## Task objective
Go through the listing and return every line with "Biochar" in it.

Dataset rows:
%%

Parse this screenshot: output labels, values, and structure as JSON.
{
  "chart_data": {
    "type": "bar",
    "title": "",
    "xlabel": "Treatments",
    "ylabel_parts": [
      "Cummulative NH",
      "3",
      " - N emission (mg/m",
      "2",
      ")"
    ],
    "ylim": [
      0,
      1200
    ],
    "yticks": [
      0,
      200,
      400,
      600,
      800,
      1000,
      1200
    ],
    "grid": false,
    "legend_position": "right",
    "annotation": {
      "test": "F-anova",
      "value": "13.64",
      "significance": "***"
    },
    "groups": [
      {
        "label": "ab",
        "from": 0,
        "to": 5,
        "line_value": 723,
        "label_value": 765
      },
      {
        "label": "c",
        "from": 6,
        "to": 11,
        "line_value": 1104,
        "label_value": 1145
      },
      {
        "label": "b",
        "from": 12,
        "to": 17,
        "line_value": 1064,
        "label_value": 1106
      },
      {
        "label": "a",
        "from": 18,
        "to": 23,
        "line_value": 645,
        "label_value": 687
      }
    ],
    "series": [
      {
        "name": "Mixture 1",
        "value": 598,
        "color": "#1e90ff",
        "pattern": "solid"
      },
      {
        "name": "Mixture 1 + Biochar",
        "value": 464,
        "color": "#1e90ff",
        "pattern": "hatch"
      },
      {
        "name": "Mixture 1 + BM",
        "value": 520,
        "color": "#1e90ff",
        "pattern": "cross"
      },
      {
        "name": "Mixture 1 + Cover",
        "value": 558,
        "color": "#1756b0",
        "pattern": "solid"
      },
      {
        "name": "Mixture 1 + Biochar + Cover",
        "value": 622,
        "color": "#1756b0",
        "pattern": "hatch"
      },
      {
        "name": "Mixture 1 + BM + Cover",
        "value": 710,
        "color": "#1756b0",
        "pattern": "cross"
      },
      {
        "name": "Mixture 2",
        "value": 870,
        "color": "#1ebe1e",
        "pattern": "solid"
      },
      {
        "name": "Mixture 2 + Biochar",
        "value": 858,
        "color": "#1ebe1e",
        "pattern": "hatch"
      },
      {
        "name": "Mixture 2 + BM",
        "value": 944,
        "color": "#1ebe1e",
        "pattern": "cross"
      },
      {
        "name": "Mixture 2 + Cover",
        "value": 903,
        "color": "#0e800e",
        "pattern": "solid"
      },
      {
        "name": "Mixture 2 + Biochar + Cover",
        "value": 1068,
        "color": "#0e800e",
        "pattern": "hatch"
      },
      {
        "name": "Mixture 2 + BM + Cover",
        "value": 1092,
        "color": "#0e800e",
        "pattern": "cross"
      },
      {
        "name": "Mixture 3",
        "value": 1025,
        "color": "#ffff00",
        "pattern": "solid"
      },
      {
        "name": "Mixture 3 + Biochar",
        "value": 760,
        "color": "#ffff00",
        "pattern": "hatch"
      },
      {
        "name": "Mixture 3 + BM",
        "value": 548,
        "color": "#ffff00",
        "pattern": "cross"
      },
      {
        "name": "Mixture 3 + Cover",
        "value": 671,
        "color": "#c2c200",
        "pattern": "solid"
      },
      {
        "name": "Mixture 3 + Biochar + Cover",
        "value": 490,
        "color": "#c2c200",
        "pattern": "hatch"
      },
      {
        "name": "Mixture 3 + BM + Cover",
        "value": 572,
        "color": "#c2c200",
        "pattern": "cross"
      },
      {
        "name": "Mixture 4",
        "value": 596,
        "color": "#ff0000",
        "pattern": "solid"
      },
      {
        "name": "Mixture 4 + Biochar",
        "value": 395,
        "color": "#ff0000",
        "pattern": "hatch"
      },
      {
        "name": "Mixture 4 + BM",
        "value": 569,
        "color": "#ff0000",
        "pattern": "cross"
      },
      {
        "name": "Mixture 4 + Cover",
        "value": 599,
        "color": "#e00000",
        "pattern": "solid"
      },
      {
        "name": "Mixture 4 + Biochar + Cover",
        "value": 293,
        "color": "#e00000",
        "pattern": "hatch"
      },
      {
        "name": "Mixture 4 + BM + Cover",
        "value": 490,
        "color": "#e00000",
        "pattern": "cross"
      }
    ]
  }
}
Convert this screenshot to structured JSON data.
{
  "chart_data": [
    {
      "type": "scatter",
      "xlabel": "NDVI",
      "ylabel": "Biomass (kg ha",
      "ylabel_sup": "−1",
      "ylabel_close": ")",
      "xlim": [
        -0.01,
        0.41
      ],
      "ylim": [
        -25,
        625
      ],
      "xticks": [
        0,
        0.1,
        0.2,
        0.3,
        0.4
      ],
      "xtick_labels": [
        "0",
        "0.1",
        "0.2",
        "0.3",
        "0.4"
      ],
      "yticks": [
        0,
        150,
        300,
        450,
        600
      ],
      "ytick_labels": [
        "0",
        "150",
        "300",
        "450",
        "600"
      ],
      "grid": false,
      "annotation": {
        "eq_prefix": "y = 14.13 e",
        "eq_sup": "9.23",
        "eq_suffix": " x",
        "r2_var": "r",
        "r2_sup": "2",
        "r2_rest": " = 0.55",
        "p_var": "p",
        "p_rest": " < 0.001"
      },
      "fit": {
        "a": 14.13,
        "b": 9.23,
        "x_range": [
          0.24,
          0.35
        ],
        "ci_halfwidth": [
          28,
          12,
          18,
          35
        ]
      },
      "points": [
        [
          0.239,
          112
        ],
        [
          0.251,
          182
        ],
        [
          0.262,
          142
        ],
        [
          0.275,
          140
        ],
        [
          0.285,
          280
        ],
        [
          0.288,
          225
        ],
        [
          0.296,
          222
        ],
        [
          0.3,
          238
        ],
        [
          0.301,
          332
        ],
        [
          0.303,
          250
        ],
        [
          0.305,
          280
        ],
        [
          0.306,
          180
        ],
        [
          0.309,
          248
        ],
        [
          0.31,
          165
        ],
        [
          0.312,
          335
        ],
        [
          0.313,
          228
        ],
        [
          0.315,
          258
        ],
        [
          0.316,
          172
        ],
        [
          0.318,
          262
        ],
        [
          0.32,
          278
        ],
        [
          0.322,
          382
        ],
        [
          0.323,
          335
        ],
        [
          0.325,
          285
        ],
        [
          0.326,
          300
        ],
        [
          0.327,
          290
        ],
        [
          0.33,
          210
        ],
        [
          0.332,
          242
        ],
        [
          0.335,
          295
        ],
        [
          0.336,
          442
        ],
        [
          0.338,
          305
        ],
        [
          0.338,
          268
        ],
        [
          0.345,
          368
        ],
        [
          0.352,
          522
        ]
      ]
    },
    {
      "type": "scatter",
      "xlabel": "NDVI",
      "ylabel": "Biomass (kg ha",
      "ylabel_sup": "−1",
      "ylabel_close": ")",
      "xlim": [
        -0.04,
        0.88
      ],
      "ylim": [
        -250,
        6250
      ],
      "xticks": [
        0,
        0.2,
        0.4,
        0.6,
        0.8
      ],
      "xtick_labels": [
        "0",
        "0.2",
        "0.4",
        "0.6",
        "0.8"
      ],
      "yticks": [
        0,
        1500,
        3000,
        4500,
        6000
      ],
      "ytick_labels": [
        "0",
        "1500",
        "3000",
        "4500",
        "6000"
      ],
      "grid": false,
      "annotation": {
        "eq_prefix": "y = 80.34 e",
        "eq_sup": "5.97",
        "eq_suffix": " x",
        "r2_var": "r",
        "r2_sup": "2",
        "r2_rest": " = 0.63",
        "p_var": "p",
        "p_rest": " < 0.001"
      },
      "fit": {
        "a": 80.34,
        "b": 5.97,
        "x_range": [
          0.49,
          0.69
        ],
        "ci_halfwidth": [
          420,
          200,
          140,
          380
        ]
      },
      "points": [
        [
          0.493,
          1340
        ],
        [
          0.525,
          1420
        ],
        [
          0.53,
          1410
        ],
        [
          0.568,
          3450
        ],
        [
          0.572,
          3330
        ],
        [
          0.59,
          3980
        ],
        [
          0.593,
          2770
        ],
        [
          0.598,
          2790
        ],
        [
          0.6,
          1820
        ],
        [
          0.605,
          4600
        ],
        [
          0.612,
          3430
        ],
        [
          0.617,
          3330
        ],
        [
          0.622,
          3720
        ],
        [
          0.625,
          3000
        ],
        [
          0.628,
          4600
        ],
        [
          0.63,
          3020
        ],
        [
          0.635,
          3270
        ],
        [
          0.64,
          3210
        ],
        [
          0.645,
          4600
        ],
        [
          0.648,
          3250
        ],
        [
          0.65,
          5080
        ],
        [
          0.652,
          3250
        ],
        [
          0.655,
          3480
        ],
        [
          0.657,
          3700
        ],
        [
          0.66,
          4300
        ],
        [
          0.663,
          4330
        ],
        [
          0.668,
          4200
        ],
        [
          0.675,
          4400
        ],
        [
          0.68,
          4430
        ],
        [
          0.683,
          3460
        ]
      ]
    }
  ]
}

%%

## Complete response
        "name": "Mixture 1 + Biochar",
        "name": "Mixture 1 + Biochar + Cover",
        "name": "Mixture 2 + Biochar",
        "name": "Mixture 2 + Biochar + Cover",
        "name": "Mixture 3 + Biochar",
        "name": "Mixture 3 + Biochar + Cover",
        "name": "Mixture 4 + Biochar",
        "name": "Mixture 4 + Biochar + Cover",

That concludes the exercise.